### [Prompt]
Leave out the pictures and transcribe the rest of the records exactly.

::: Record set

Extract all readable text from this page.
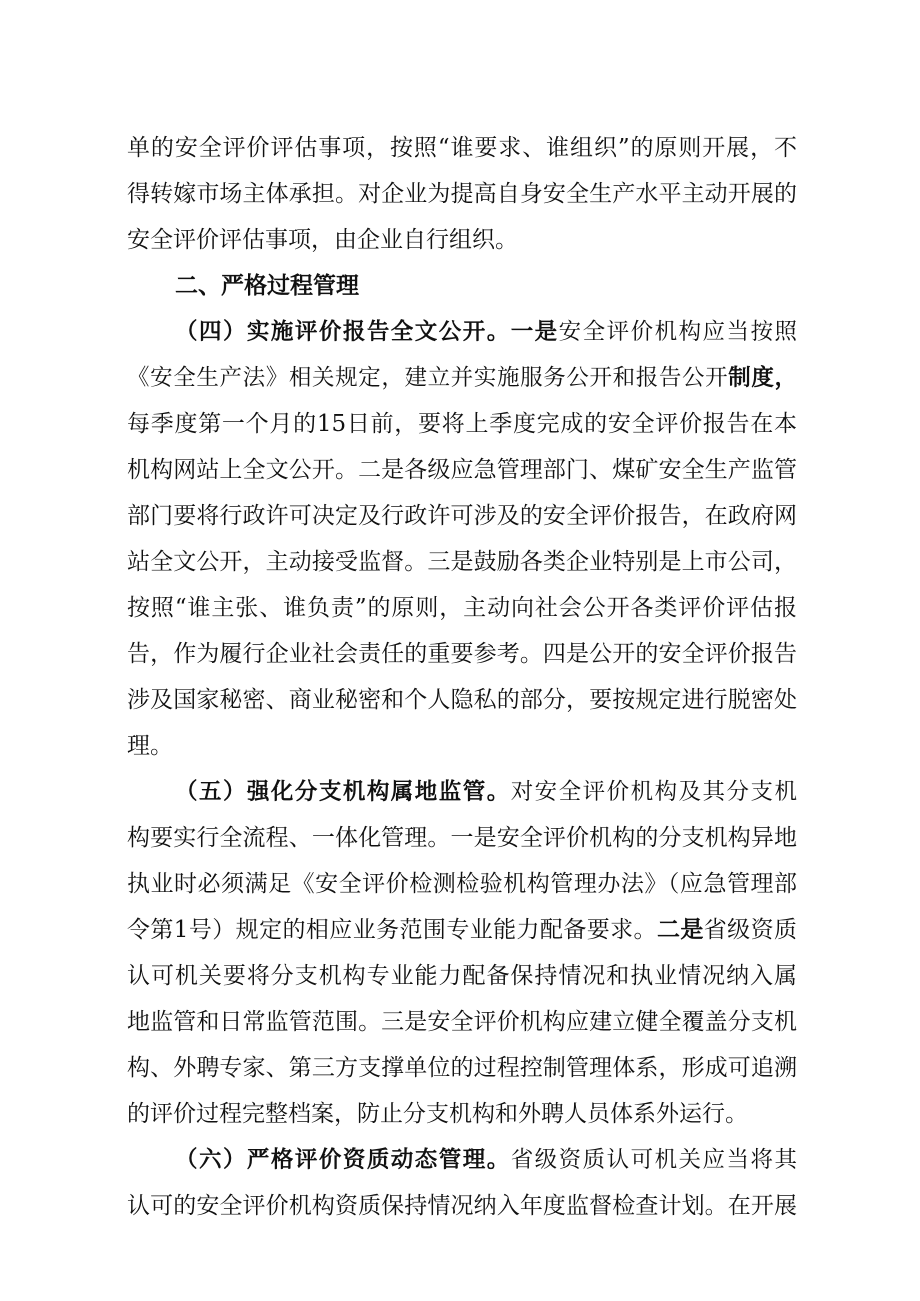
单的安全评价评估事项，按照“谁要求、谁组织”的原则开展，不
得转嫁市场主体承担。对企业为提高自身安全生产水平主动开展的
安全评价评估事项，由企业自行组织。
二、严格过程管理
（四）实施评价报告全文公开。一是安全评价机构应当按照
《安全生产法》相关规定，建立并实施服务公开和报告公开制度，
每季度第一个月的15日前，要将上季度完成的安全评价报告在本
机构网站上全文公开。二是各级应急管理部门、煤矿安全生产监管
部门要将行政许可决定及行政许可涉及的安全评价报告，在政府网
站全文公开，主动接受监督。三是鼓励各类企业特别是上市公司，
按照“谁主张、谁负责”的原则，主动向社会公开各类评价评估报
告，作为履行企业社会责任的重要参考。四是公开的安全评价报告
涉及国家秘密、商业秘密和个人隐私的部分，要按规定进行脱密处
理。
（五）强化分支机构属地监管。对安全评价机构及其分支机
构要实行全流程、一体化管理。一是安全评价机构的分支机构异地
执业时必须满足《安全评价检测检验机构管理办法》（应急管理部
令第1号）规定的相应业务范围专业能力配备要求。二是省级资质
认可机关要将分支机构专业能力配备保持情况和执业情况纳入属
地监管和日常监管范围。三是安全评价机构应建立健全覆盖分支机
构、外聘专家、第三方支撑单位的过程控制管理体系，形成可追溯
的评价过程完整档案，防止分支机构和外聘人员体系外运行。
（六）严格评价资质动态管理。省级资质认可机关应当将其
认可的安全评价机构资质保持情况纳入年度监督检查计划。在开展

::::::

### [Task response]
Extract all readable text from this page.
单的安全评价评估事项，按照“谁要求、谁组织”的原则开展，不
得转嫁市场主体承担。对企业为提高自身安全生产水平主动开展的
安全评价评估事项，由企业自行组织。
二、严格过程管理
（四）实施评价报告全文公开。一是安全评价机构应当按照
《安全生产法》相关规定，建立并实施服务公开和报告公开制度，
每季度第一个月的15日前，要将上季度完成的安全评价报告在本
机构网站上全文公开。二是各级应急管理部门、煤矿安全生产监管
部门要将行政许可决定及行政许可涉及的安全评价报告，在政府网
站全文公开，主动接受监督。三是鼓励各类企业特别是上市公司，
按照“谁主张、谁负责”的原则，主动向社会公开各类评价评估报
告，作为履行企业社会责任的重要参考。四是公开的安全评价报告
涉及国家秘密、商业秘密和个人隐私的部分，要按规定进行脱密处
理。
（五）强化分支机构属地监管。对安全评价机构及其分支机
构要实行全流程、一体化管理。一是安全评价机构的分支机构异地
执业时必须满足《安全评价检测检验机构管理办法》（应急管理部
令第1号）规定的相应业务范围专业能力配备要求。二是省级资质
认可机关要将分支机构专业能力配备保持情况和执业情况纳入属
地监管和日常监管范围。三是安全评价机构应建立健全覆盖分支机
构、外聘专家、第三方支撑单位的过程控制管理体系，形成可追溯
的评价过程完整档案，防止分支机构和外聘人员体系外运行。
（六）严格评价资质动态管理。省级资质认可机关应当将其
认可的安全评价机构资质保持情况纳入年度监督检查计划。在开展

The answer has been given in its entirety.